**Stated task**.
Return every line of the records that contains the string "output", copied in full. Matching is case-sensitive.

# Extracted entries start

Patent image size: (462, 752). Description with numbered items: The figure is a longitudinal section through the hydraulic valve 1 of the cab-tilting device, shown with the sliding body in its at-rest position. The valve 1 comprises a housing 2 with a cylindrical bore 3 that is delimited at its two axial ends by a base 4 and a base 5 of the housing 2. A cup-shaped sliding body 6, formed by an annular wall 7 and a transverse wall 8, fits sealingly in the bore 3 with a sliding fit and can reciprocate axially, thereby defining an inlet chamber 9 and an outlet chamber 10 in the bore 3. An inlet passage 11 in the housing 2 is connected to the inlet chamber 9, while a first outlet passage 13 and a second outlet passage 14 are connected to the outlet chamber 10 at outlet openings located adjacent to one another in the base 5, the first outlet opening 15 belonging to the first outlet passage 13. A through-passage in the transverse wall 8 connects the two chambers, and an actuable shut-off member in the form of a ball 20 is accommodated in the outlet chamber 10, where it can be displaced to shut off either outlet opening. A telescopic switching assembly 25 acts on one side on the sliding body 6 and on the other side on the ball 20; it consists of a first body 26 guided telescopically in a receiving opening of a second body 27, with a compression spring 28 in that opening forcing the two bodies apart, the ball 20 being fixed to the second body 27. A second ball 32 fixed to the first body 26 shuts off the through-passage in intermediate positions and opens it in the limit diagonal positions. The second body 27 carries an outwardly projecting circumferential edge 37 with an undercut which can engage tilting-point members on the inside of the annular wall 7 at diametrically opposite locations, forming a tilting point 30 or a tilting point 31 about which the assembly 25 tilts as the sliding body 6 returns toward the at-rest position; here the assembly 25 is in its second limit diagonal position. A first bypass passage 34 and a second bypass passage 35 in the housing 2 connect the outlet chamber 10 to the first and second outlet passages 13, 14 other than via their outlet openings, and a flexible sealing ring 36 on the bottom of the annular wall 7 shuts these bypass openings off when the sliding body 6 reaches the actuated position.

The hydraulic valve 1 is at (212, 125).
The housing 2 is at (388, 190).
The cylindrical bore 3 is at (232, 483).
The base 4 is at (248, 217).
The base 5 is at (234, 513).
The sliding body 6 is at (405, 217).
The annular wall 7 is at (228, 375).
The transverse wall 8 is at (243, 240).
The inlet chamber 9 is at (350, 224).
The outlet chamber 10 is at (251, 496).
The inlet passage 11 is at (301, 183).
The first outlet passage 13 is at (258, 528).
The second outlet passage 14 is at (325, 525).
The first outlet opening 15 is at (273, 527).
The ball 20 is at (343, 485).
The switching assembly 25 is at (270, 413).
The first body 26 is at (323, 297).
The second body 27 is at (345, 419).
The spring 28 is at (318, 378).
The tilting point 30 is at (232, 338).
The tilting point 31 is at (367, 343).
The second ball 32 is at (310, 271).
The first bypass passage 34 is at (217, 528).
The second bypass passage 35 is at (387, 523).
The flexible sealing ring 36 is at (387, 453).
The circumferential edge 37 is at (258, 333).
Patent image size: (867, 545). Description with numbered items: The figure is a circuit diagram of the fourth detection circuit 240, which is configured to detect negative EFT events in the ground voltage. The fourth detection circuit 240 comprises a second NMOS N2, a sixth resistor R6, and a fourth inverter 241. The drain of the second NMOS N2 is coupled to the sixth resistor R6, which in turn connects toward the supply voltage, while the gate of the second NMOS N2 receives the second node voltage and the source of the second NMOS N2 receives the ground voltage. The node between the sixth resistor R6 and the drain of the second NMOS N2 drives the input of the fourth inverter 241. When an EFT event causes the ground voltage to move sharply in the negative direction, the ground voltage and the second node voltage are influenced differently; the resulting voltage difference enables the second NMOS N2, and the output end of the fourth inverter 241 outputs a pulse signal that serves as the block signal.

# Extracted entries end

**Result of this exercise**.
Patent image size: (867, 545). Description with numbered items: The figure is a circuit diagram of the fourth detection circuit 240, which is configured to detect negative EFT events in the ground voltage. The fourth detection circuit 240 comprises a second NMOS N2, a sixth resistor R6, and a fourth inverter 241. The drain of the second NMOS N2 is coupled to the sixth resistor R6, which in turn connects toward the supply voltage, while the gate of the second NMOS N2 receives the second node voltage and the source of the second NMOS N2 receives the ground voltage. The node between the sixth resistor R6 and the drain of the second NMOS N2 drives the input of the fourth inverter 241. When an EFT event causes the ground voltage to move sharply in the negative direction, the ground voltage and the second node voltage are influenced differently; the resulting voltage difference enables the second NMOS N2, and the output end of the fourth inverter 241 outputs a pulse signal that serves as the block signal.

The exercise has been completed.